> _Directive_: The records below need retyping in full; give them again exactly.

[Entries from a dataset]
---+---
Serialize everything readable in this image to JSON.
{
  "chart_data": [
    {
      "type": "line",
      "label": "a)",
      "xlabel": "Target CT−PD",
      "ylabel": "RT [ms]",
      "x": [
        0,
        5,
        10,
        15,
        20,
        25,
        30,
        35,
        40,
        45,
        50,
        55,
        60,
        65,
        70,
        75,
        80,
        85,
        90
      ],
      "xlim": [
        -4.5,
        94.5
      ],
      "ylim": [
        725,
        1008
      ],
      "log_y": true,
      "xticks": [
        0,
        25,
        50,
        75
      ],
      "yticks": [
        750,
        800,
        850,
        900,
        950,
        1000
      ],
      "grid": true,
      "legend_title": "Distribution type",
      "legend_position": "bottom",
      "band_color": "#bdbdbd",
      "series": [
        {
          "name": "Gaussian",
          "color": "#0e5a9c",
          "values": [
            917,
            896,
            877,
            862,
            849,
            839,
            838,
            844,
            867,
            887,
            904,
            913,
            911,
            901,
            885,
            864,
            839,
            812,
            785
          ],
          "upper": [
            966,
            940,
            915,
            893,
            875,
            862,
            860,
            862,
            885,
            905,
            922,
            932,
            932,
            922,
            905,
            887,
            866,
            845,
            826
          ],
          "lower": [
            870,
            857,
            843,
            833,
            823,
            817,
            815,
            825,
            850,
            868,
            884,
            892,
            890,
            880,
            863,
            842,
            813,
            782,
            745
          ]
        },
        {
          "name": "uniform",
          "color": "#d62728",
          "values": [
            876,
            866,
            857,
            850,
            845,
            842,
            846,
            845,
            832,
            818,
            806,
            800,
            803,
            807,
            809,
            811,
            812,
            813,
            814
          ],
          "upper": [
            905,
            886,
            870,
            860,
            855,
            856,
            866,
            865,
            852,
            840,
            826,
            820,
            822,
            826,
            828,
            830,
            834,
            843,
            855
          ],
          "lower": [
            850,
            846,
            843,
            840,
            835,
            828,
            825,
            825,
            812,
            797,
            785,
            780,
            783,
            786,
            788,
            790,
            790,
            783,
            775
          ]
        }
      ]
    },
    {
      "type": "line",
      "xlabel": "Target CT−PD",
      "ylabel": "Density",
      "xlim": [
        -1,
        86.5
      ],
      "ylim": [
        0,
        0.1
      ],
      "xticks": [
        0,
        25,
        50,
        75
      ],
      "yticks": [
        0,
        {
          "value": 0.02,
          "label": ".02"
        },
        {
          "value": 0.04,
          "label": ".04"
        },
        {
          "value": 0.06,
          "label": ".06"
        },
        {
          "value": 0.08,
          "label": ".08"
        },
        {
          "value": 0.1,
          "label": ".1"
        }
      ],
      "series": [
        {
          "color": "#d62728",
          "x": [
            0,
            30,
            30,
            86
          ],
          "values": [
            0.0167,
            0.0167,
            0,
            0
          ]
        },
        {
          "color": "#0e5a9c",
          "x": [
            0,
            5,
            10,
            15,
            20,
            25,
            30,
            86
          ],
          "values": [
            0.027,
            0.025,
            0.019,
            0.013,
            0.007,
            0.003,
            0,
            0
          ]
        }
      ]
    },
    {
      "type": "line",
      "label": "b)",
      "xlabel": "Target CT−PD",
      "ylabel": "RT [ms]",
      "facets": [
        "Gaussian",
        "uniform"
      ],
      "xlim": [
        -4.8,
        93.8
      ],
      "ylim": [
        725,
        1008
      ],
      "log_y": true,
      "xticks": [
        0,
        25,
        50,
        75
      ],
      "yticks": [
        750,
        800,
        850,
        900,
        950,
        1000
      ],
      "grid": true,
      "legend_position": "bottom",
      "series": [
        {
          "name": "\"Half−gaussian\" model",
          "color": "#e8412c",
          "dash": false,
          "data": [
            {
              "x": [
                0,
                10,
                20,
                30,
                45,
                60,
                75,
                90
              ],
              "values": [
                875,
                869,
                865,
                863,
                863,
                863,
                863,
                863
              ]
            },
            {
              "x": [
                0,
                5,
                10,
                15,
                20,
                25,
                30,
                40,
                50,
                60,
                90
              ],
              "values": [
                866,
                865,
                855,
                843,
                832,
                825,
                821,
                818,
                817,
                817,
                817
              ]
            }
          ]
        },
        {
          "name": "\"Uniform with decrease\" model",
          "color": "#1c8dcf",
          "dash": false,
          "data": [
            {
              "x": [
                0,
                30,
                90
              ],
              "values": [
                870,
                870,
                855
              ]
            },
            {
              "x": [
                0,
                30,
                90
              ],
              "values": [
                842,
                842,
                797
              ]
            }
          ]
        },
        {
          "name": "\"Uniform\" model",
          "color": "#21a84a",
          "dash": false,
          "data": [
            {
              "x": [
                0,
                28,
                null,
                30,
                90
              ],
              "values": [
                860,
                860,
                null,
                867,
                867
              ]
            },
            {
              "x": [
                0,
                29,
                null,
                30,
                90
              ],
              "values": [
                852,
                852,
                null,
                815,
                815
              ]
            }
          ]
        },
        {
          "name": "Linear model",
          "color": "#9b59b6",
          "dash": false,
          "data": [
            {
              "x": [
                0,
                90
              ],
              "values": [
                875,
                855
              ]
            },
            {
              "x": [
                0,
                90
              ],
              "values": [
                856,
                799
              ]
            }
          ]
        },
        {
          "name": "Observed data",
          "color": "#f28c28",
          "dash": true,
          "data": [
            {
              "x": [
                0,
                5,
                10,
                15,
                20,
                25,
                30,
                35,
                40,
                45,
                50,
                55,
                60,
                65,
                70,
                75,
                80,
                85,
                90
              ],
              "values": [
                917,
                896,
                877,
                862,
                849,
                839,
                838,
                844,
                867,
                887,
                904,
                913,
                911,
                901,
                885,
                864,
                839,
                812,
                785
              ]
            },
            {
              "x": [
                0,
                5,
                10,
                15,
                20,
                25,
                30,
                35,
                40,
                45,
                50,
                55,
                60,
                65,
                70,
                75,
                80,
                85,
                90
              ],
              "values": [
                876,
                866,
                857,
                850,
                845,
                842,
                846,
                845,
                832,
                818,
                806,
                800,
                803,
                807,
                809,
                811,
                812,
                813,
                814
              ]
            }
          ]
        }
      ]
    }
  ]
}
---+---
> _Result_:
Serialize everything readable in this image to JSON.
{
  "chart_data": [
    {
      "type": "line",
      "label": "a)",
      "xlabel": "Target CT−PD",
      "ylabel": "RT [ms]",
      "x": [
        0,
        5,
        10,
        15,
        20,
        25,
        30,
        35,
        40,
        45,
        50,
        55,
        60,
        65,
        70,
        75,
        80,
        85,
        90
      ],
      "xlim": [
        -4.5,
        94.5
      ],
      "ylim": [
        725,
        1008
      ],
      "log_y": true,
      "xticks": [
        0,
        25,
        50,
        75
      ],
      "yticks": [
        750,
        800,
        850,
        900,
        950,
        1000
      ],
      "grid": true,
      "legend_title": "Distribution type",
      "legend_position": "bottom",
      "band_color": "#bdbdbd",
      "series": [
        {
          "name": "Gaussian",
          "color": "#0e5a9c",
          "values": [
            917,
            896,
            877,
            862,
            849,
            839,
            838,
            844,
            867,
            887,
            904,
            913,
            911,
            901,
            885,
            864,
            839,
            812,
            785
          ],
          "upper": [
            966,
            940,
            915,
            893,
            875,
            862,
            860,
            862,
            885,
            905,
            922,
            932,
            932,
            922,
            905,
            887,
            866,
            845,
            826
          ],
          "lower": [
            870,
            857,
            843,
            833,
            823,
            817,
            815,
            825,
            850,
            868,
            884,
            892,
            890,
            880,
            863,
            842,
            813,
            782,
            745
          ]
        },
        {
          "name": "uniform",
          "color": "#d62728",
          "values": [
            876,
            866,
            857,
            850,
            845,
            842,
            846,
            845,
            832,
            818,
            806,
            800,
            803,
            807,
            809,
            811,
            812,
            813,
            814
          ],
          "upper": [
            905,
            886,
            870,
            860,
            855,
            856,
            866,
            865,
            852,
            840,
            826,
            820,
            822,
            826,
            828,
            830,
            834,
            843,
            855
          ],
          "lower": [
            850,
            846,
            843,
            840,
            835,
            828,
            825,
            825,
            812,
            797,
            785,
            780,
            783,
            786,
            788,
            790,
            790,
            783,
            775
          ]
        }
      ]
    },
    {
      "type": "line",
      "xlabel": "Target CT−PD",
      "ylabel": "Density",
      "xlim": [
        -1,
        86.5
      ],
      "ylim": [
        0,
        0.1
      ],
      "xticks": [
        0,
        25,
        50,
        75
      ],
      "yticks": [
        0,
        {
          "value": 0.02,
          "label": ".02"
        },
        {
          "value": 0.04,
          "label": ".04"
        },
        {
          "value": 0.06,
          "label": ".06"
        },
        {
          "value": 0.08,
          "label": ".08"
        },
        {
          "value": 0.1,
          "label": ".1"
        }
      ],
      "series": [
        {
          "color": "#d62728",
          "x": [
            0,
            30,
            30,
            86
          ],
          "values": [
            0.0167,
            0.0167,
            0,
            0
          ]
        },
        {
          "color": "#0e5a9c",
          "x": [
            0,
            5,
            10,
            15,
            20,
            25,
            30,
            86
          ],
          "values": [
            0.027,
            0.025,
            0.019,
            0.013,
            0.007,
            0.003,
            0,
            0
          ]
        }
      ]
    },
    {
      "type": "line",
      "label": "b)",
      "xlabel": "Target CT−PD",
      "ylabel": "RT [ms]",
      "facets": [
        "Gaussian",
        "uniform"
      ],
      "xlim": [
        -4.8,
        93.8
      ],
      "ylim": [
        725,
        1008
      ],
      "log_y": true,
      "xticks": [
        0,
        25,
        50,
        75
      ],
      "yticks": [
        750,
        800,
        850,
        900,
        950,
        1000
      ],
      "grid": true,
      "legend_position": "bottom",
      "series": [
        {
          "name": "\"Half−gaussian\" model",
          "color": "#e8412c",
          "dash": false,
          "data": [
            {
              "x": [
                0,
                10,
                20,
                30,
                45,
                60,
                75,
                90
              ],
              "values": [
                875,
                869,
                865,
                863,
                863,
                863,
                863,
                863
              ]
            },
            {
              "x": [
                0,
                5,
                10,
                15,
                20,
                25,
                30,
                40,
                50,
                60,
                90
              ],
              "values": [
                866,
                865,
                855,
                843,
                832,
                825,
                821,
                818,
                817,
                817,
                817
              ]
            }
          ]
        },
        {
          "name": "\"Uniform with decrease\" model",
          "color": "#1c8dcf",
          "dash": false,
          "data": [
            {
              "x": [
                0,
                30,
                90
              ],
              "values": [
                870,
                870,
                855
              ]
            },
            {
              "x": [
                0,
                30,
                90
              ],
              "values": [
                842,
                842,
                797
              ]
            }
          ]
        },
        {
          "name": "\"Uniform\" model",
          "color": "#21a84a",
          "dash": false,
          "data": [
            {
              "x": [
                0,
                28,
                null,
                30,
                90
              ],
              "values": [
                860,
                860,
                null,
                867,
                867
              ]
            },
            {
              "x": [
                0,
                29,
                null,
                30,
                90
              ],
              "values": [
                852,
                852,
                null,
                815,
                815
              ]
            }
          ]
        },
        {
          "name": "Linear model",
          "color": "#9b59b6",
          "dash": false,
          "data": [
            {
              "x": [
                0,
                90
              ],
              "values": [
                875,
                855
              ]
            },
            {
              "x": [
                0,
                90
              ],
              "values": [
                856,
                799
              ]
            }
          ]
        },
        {
          "name": "Observed data",
          "color": "#f28c28",
          "dash": true,
          "data": [
            {
              "x": [
                0,
                5,
                10,
                15,
                20,
                25,
                30,
                35,
                40,
                45,
                50,
                55,
                60,
                65,
                70,
                75,
                80,
                85,
                90
              ],
              "values": [
                917,
                896,
                877,
                862,
                849,
                839,
                838,
                844,
                867,
                887,
                904,
                913,
                911,
                901,
                885,
                864,
                839,
                812,
                785
              ]
            },
            {
              "x": [
                0,
                5,
                10,
                15,
                20,
                25,
                30,
                35,
                40,
                45,
                50,
                55,
                60,
                65,
                70,
                75,
                80,
                85,
                90
              ],
              "values": [
                876,
                866,
                857,
                850,
                845,
                842,
                846,
                845,
                832,
                818,
                806,
                800,
                803,
                807,
                809,
                811,
                812,
                813,
                814
              ]
            }
          ]
        }
      ]
    }
  ]
}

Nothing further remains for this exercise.